* Texto para leer:
Y así podríamos seguir por otro largo rato hablando de todo lo que cotidianamente hacemos, pura, única y exclusivamente gracias a la Constitución Nacional, al reconocimiento y protección de nuestros derechos individuales; a la garantía de imparcialidad y justicia que las normas y decisiones judiciales DEBEN contener; a la delegación de poder a uno u otro partido político, a los que cada cuatro años tenemos la posibilidad de elegir; a la obligación impuesta a esos elegidos, quienes se ven sujetados en el ejercicio de su poder por las obligaciones y los límites que la Constitución y el sistema republicano de gobierno les impone.
 
Más allá de las penurias económicas que el gobierno actual no sólo no supo evitar, sino que hasta podría creerse que las causó (por una notable negligencia y tibieza política); sea por su inoperancia o por su “ingenuidad” (si tal cosa fuera posible en un político), el de Mauricio Macri es un gobierno que jamás despertó alarmas con respecto al modo de ejercer el poder encomendado. Y, ante la gravedad de los acontecimientos y las terribles amenazas a las que la ciudadanía se vió expuesta por la ilegal e ilegítima intervención que intentó la Corte, cualquier negligencia en materia económica debe ser excusada. No por su intrascendencia o insignificancia; sino porque la gravedad de la amenaza duplica o triplica la gravedad de los errores económicos.
 
Tal es así que el repudio de una importante porción de la sociedad por la medida ordenada por JUAN CARLOS MAQUEDA, ELENA HIGHTON DE NOLASCO, HORACIO ROSATTI, y RICARDO LORENZETTI no se basa en conceptos económicos, o ambiciones de “venganza”. Se basa en un criterio que ni los más afamados y notorios filósofos y pensadores pudieron jamás definir cabalmente. Se basan en una ambición espiritual que sólo los humanos tenemos. Se basa en la expectativa de JUSTICIA, la esperanza de asignar a cada quien lo que cada quien merece. Una asignación de consecuencias por los actos propios; una asignación de premios y castigos que se legitiman por el reconocimiento de los demás; por la aceptación generalizada y por la convicción de que esos premios y castigos son justos; son los que corresponden.

* Indicaciones: Reproduce, por favor, del texto sobre la Constitución Nacional todo lo que va desde "Tal es así que" hasta "los que corresponden.", sin cambiar nada.

* Material:

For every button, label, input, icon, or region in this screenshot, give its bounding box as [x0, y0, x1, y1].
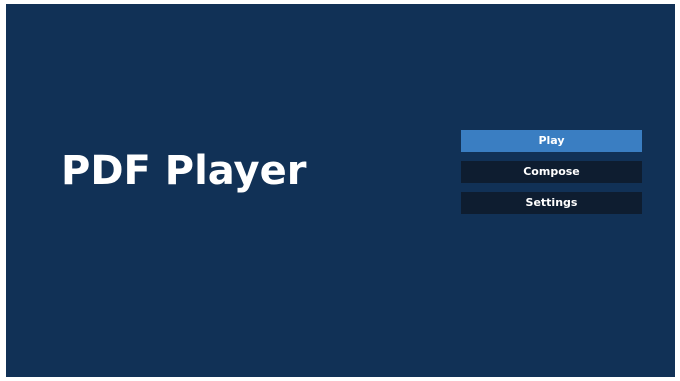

* Resultado del ejercicio:
Tal es así que el repudio de una importante porción de la sociedad por la medida ordenada por JUAN CARLOS MAQUEDA, ELENA HIGHTON DE NOLASCO, HORACIO ROSATTI, y RICARDO LORENZETTI no se basa en conceptos económicos, o ambiciones de “venganza”. Se basa en un criterio que ni los más afamados y notorios filósofos y pensadores pudieron jamás definir cabalmente. Se basan en una ambición espiritual que sólo los humanos tenemos. Se basa en la expectativa de JUSTICIA, la esperanza de asignar a cada quien lo que cada quien merece. Una asignación de consecuencias por los actos propios; una asignación de premios y castigos que se legitiman por el reconocimiento de los demás; por la aceptación generalizada y por la convicción de que esos premios y castigos son justos; son los que corresponden.